Written exercise: Pick out every row below that contains the string "celsius" and copy each one in full. Matches must agree in letter case.

Exercise materials:
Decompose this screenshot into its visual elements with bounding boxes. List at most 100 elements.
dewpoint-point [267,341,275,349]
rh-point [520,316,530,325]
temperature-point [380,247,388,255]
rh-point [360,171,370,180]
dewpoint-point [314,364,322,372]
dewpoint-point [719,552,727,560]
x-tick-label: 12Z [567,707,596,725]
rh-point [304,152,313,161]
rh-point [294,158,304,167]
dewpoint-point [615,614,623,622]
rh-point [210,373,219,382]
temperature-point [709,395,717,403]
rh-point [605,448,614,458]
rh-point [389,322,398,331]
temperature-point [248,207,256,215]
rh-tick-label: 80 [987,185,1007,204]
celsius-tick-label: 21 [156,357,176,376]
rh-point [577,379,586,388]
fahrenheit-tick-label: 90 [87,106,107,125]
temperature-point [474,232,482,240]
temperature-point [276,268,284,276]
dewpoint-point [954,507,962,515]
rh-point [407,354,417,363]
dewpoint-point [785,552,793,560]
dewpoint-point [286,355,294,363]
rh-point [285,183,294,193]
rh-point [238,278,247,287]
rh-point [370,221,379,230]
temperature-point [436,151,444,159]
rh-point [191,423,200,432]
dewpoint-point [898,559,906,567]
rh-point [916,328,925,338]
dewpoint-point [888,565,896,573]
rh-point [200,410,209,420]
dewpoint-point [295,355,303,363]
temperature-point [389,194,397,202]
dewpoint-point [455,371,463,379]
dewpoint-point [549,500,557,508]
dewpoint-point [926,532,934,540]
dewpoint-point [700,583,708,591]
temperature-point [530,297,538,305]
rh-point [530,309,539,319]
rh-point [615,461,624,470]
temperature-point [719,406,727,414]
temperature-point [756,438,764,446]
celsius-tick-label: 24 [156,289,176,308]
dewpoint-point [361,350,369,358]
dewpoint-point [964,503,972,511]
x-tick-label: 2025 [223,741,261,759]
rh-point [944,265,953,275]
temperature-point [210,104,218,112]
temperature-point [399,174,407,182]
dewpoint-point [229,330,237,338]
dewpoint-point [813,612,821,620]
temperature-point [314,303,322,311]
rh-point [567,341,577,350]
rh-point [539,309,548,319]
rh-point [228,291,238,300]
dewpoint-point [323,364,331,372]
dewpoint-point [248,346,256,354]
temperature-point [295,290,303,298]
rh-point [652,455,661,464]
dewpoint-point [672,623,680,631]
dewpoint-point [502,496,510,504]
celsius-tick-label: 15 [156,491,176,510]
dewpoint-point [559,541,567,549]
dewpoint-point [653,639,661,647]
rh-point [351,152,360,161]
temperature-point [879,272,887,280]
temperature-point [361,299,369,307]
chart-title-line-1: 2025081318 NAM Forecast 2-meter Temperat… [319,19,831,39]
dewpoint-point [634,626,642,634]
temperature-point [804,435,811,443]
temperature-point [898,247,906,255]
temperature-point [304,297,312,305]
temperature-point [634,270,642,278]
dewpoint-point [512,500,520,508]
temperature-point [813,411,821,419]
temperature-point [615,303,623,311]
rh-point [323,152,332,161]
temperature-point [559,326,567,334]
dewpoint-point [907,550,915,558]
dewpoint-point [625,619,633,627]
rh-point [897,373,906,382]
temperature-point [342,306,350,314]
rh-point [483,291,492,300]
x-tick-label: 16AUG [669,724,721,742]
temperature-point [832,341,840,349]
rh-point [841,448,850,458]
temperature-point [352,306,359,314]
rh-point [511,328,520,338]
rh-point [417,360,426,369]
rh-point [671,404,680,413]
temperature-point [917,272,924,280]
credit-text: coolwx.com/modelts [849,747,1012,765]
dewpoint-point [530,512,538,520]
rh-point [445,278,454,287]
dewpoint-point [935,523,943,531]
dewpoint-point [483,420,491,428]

Exercise output:
celsius-tick-label: 21 [156,357,176,376]
celsius-tick-label: 24 [156,289,176,308]
celsius-tick-label: 15 [156,491,176,510]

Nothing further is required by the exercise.